DESCRIPTION OF THE TASK = Copy the lines below verbatim, from the line containing "review-photo[interactable] — [99, 5, 446, 450]" through the line containing "Where is each", including both of those lines.

MATERIAL PROVIDED =
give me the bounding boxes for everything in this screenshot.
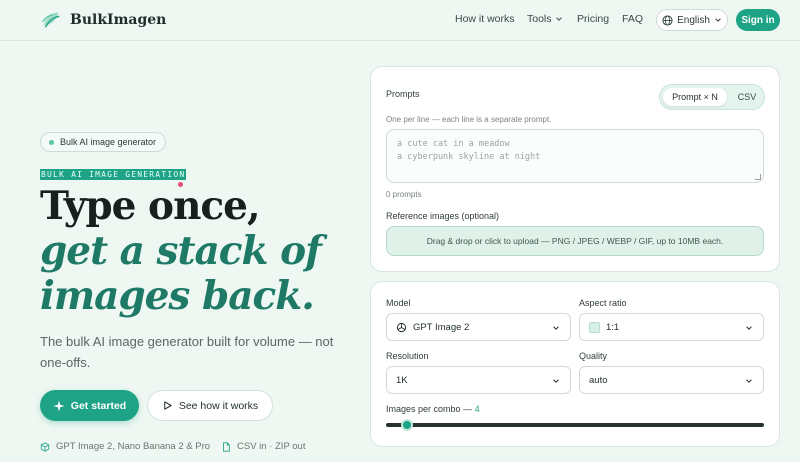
top-nav-bar: BulkImagen How it works Tools Pricing FA… — [0, 0, 800, 41]
see-how-it-works-button[interactable]: See how it works — [147, 390, 273, 421]
get-started-label: Get started — [70, 399, 127, 412]
nav-faq-label: FAQ — [622, 13, 644, 25]
eyebrow-label: BULK AI IMAGE GENERATION — [40, 169, 187, 180]
model-value: GPT Image 2 — [413, 321, 470, 333]
chevron-down-icon — [555, 17, 562, 21]
quality-value: auto — [589, 374, 608, 386]
placeholder-line-1: a cute cat in a meadow — [397, 139, 510, 149]
reference-images-label: Reference images (optional) — [386, 211, 500, 221]
brand-name: BulkImagen — [70, 12, 167, 28]
prompts-textarea[interactable]: a cute cat in a meadow a cyberpunk skyli… — [386, 129, 764, 183]
nav-faq[interactable]: FAQ — [622, 13, 643, 25]
resolution-value: 1K — [396, 374, 408, 386]
mode-csv-tab[interactable]: CSV — [731, 88, 763, 106]
prompts-hint: One per line — each line is a separate p… — [386, 115, 552, 124]
chevron-down-icon — [746, 379, 752, 383]
mode-prompt-x-n-tab[interactable]: Prompt × N — [663, 88, 727, 106]
chevron-down-icon — [746, 326, 752, 330]
nav-pricing-label: Pricing — [577, 13, 610, 25]
images-per-combo-slider-thumb[interactable] — [400, 419, 413, 431]
aspect-ratio-select[interactable]: 1:1 — [579, 313, 764, 341]
brand[interactable]: BulkImagen — [40, 9, 166, 31]
chevron-down-icon — [553, 379, 559, 383]
images-per-combo-text: Images per combo — — [386, 404, 473, 414]
model-select[interactable]: GPT Image 2 — [386, 313, 571, 341]
logo-icon — [42, 12, 60, 28]
prompt-count: 0 prompts — [386, 190, 422, 199]
nav-how-it-works[interactable]: How it works — [455, 13, 515, 25]
chevron-down-icon — [553, 326, 559, 330]
images-per-combo-label: Images per combo — 4 — [386, 404, 480, 414]
prompts-card: Prompts Prompt × N CSV One per line — ea… — [370, 66, 780, 272]
feature-csv: CSV in · ZIP out — [221, 441, 305, 452]
prompts-title: Prompts — [386, 89, 420, 99]
images-per-combo-value: 4 — [474, 404, 480, 414]
sparkle-icon — [53, 400, 65, 411]
sign-in-button[interactable]: Sign in — [736, 9, 780, 31]
headline-line-3: images back. — [40, 273, 315, 319]
headline-line-1: Type once, — [40, 183, 261, 229]
quality-select[interactable]: auto — [579, 366, 764, 394]
placeholder-line-2: a cyberpunk skyline at night — [397, 152, 541, 162]
resolution-label: Resolution — [386, 351, 429, 361]
resolution-select[interactable]: 1K — [386, 366, 571, 394]
aspect-swatch-icon — [589, 321, 600, 333]
badge-dot-icon — [49, 139, 54, 145]
language-label: English — [677, 14, 710, 26]
see-how-it-works-label: See how it works — [178, 399, 259, 412]
images-per-combo-track[interactable] — [386, 423, 764, 427]
file-icon — [223, 441, 230, 452]
hero-subtitle: The bulk AI image generator built for vo… — [40, 334, 334, 370]
nav-tools-label: Tools — [527, 13, 552, 25]
nav-pricing[interactable]: Pricing — [577, 13, 609, 25]
feature-models: GPT Image 2, Nano Banana 2 & Pro — [40, 441, 210, 452]
openai-icon — [396, 322, 407, 332]
hero-badge: Bulk AI image generator — [40, 132, 167, 152]
settings-card: Model Aspect ratio GPT Image 2 1:1 Resol… — [370, 281, 780, 447]
feature-csv-label: CSV in · ZIP out — [237, 441, 306, 452]
nav-tools[interactable]: Tools — [527, 13, 563, 25]
quality-label: Quality — [579, 351, 608, 361]
play-icon — [164, 401, 172, 410]
chevron-down-icon — [715, 18, 721, 22]
aspect-ratio-value: 1:1 — [606, 321, 620, 333]
language-selector[interactable]: English — [656, 9, 728, 31]
reference-dropzone[interactable]: Drag & drop or click to upload — PNG / J… — [386, 226, 764, 256]
nav-how-it-works-label: How it works — [455, 13, 515, 25]
badge-label: Bulk AI image generator — [60, 137, 157, 147]
feature-models-label: GPT Image 2, Nano Banana 2 & Pro — [56, 441, 211, 452]
globe-icon — [662, 14, 673, 26]
resize-handle-icon[interactable] — [755, 174, 761, 180]
aspect-ratio-label: Aspect ratio — [579, 298, 627, 308]
mode-toggle: Prompt × N CSV — [659, 84, 765, 110]
get-started-button[interactable]: Get started — [40, 390, 139, 421]
cube-icon — [40, 441, 50, 452]
model-label: Model — [386, 298, 411, 308]
headline-line-2: get a stack of — [40, 228, 322, 274]
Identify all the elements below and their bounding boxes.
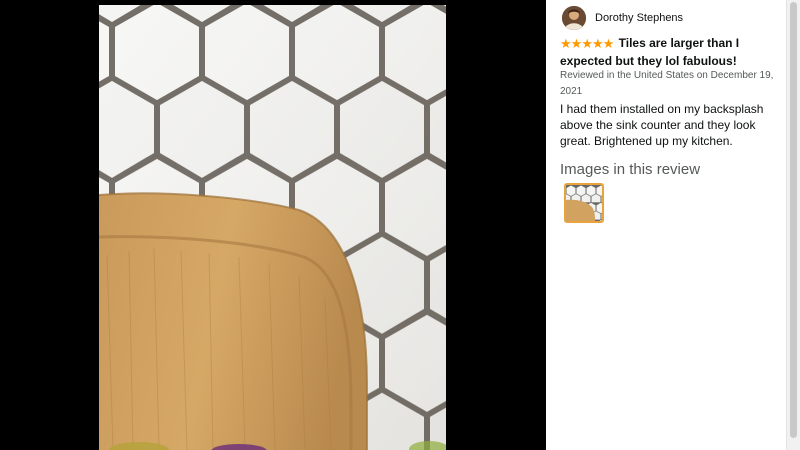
review-photo[interactable] — [99, 5, 446, 450]
review-panel: Dorothy Stephens ★★★★★ Tiles are larger … — [546, 0, 786, 450]
user-avatar-icon[interactable] — [562, 6, 586, 30]
star-icon: ★ — [591, 36, 604, 51]
star-icon: ★ — [581, 36, 593, 51]
star-icon: ★ — [570, 36, 583, 51]
review-photo-image — [99, 5, 446, 450]
review-heading: ★★★★★ Tiles are larger than I expected b… — [560, 35, 780, 70]
scrollbar-thumb[interactable] — [790, 2, 797, 438]
review-date: Reviewed in the United States on Decembe… — [560, 70, 774, 97]
review-text: I had them installed on my backsplash ab… — [560, 102, 764, 148]
panel-scrollbar[interactable] — [786, 0, 800, 450]
review-image-thumbnail[interactable] — [564, 183, 604, 223]
image-viewer — [0, 0, 546, 450]
images-section-heading: Images in this review — [560, 161, 701, 178]
star-rating[interactable]: ★★★★★ — [560, 35, 615, 53]
star-icon: ★ — [560, 36, 572, 51]
star-icon: ★ — [602, 36, 615, 51]
author-name[interactable]: Dorothy Stephens — [595, 12, 683, 24]
review-author[interactable]: Dorothy Stephens — [562, 6, 683, 30]
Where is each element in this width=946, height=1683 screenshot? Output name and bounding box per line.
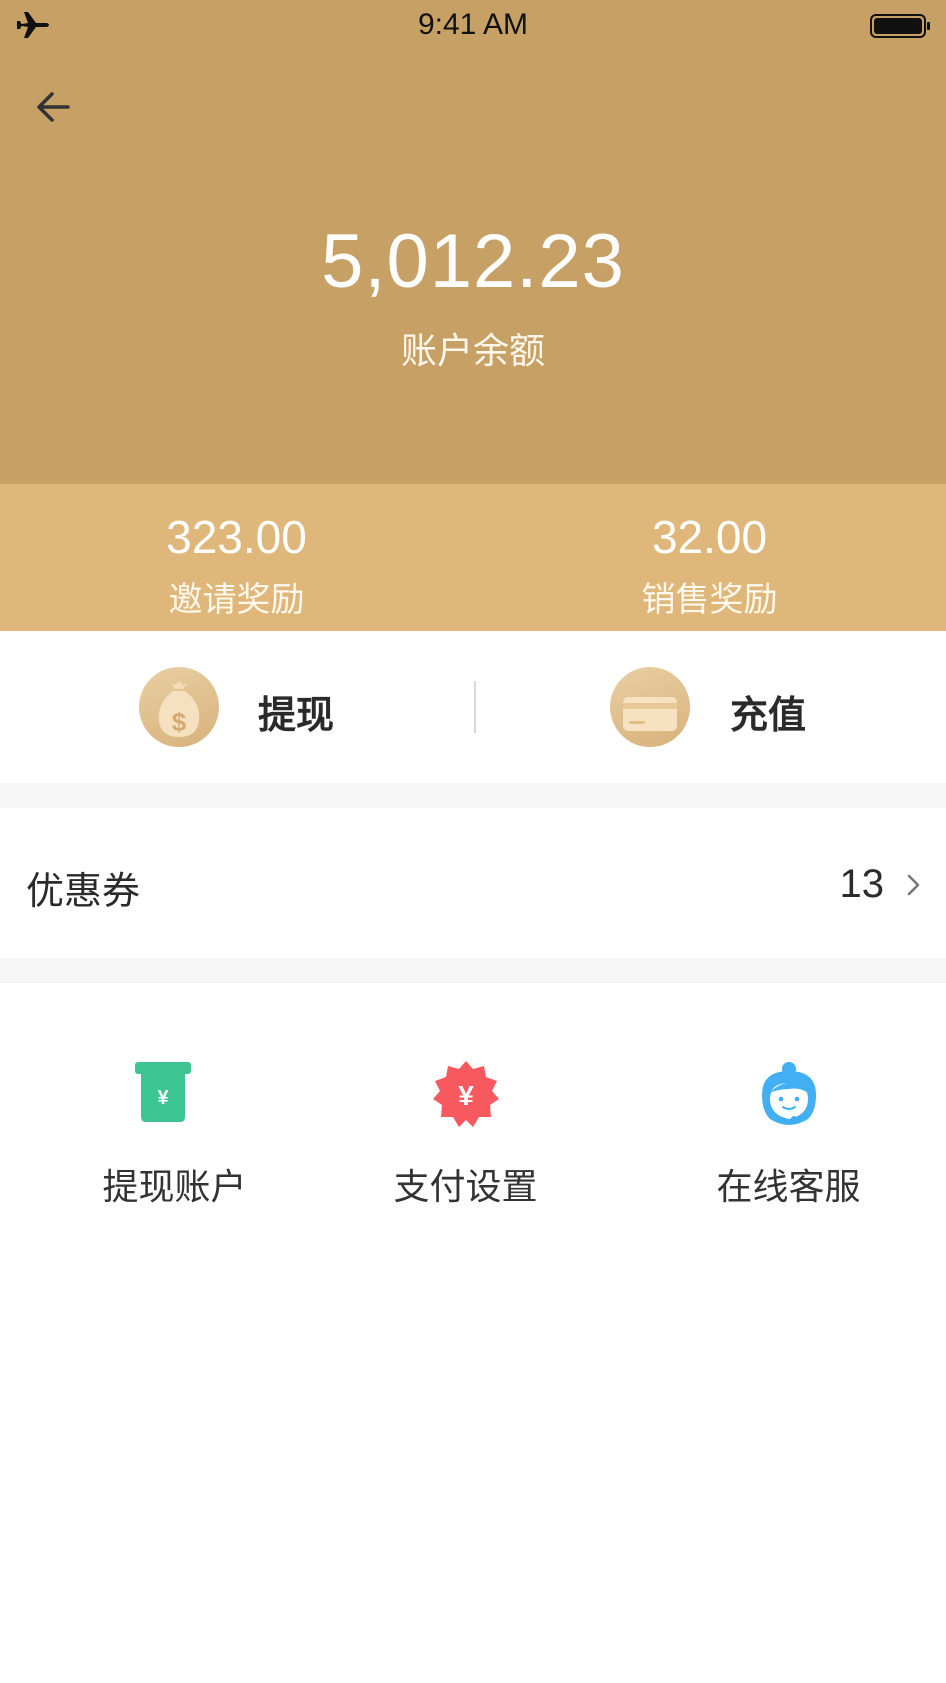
coupon-count: 13 [839, 862, 885, 906]
services-grid: ¥ 提现账户 ¥ 支付设置 在线客服 [0, 983, 946, 1243]
payment-settings-label: 支付设置 [393, 1167, 538, 1208]
card-icon [610, 667, 690, 747]
invite-reward[interactable]: 323.00 邀请奖励 [0, 484, 473, 631]
svg-text:$: $ [172, 707, 187, 737]
payment-settings-item[interactable]: ¥ 支付设置 [363, 983, 568, 1213]
recharge-label: 充值 [730, 693, 807, 737]
payment-settings-icon: ¥ [433, 1061, 499, 1127]
quick-actions: $ 提现 充值 [0, 631, 946, 783]
money-bag-icon: $ [139, 667, 219, 747]
sales-reward[interactable]: 32.00 销售奖励 [473, 484, 946, 631]
svg-text:¥: ¥ [157, 1087, 169, 1109]
recharge-button[interactable]: 充值 [473, 631, 946, 783]
invite-reward-label: 邀请奖励 [168, 580, 305, 620]
status-bar: 9:41 AM [0, 0, 946, 50]
section-gap [0, 783, 946, 808]
status-time: 9:41 AM [417, 8, 529, 41]
withdraw-button[interactable]: $ 提现 [0, 631, 473, 783]
back-arrow-icon[interactable] [30, 82, 80, 132]
customer-service-icon [762, 1062, 816, 1125]
balance-amount: 5,012.23 [321, 219, 625, 304]
section-gap [0, 958, 946, 983]
customer-service-item[interactable]: 在线客服 [686, 983, 891, 1213]
sales-reward-value: 32.00 [651, 511, 768, 563]
withdraw-account-icon: ¥ [135, 1062, 191, 1122]
rewards-bar: 323.00 邀请奖励 32.00 销售奖励 [0, 484, 946, 631]
svg-text:¥: ¥ [458, 1080, 474, 1111]
withdraw-account-label: 提现账户 [102, 1167, 247, 1208]
withdraw-label: 提现 [258, 693, 335, 737]
coupon-label: 优惠券 [26, 869, 141, 913]
coupon-row[interactable]: 优惠券 13 [0, 808, 946, 958]
battery-icon [870, 14, 930, 38]
invite-reward-value: 323.00 [166, 511, 307, 563]
balance-header: 9:41 AM 5,012.23 账户余额 [0, 0, 946, 484]
withdraw-account-item[interactable]: ¥ 提现账户 [72, 983, 277, 1213]
sales-reward-label: 销售奖励 [641, 580, 778, 620]
balance-label: 账户余额 [400, 331, 545, 372]
customer-service-label: 在线客服 [716, 1167, 861, 1208]
chevron-right-icon [907, 874, 920, 896]
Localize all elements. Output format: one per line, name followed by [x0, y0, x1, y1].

WRITTEN RESPONSE =
review-photo[interactable] — [99, 5, 446, 450]
review-panel: Dorothy Stephens ★★★★★ Tiles are larger … — [546, 0, 786, 450]
user-avatar-icon[interactable] — [562, 6, 586, 30]
star-icon: ★ — [591, 36, 604, 51]
star-icon: ★ — [581, 36, 593, 51]
star-icon: ★ — [570, 36, 583, 51]
review-photo-image — [99, 5, 446, 450]
review-heading: ★★★★★ Tiles are larger than I expected b… — [560, 35, 780, 70]
scrollbar-thumb[interactable] — [790, 2, 797, 438]
review-date: Reviewed in the United States on Decembe… — [560, 70, 774, 97]
review-text: I had them installed on my backsplash ab… — [560, 102, 764, 148]
panel-scrollbar[interactable] — [786, 0, 800, 450]
review-image-thumbnail[interactable] — [564, 183, 604, 223]
image-viewer — [0, 0, 546, 450]
images-section-heading: Images in this review — [560, 161, 701, 178]
star-rating[interactable]: ★★★★★ — [560, 35, 615, 53]
star-icon: ★ — [560, 36, 572, 51]
star-icon: ★ — [602, 36, 615, 51]
author-name[interactable]: Dorothy Stephens — [595, 12, 683, 24]
review-author[interactable]: Dorothy Stephens — [562, 6, 683, 30]
Where is each element in this width=946, height=1683 screenshot? Output name and bounding box per line.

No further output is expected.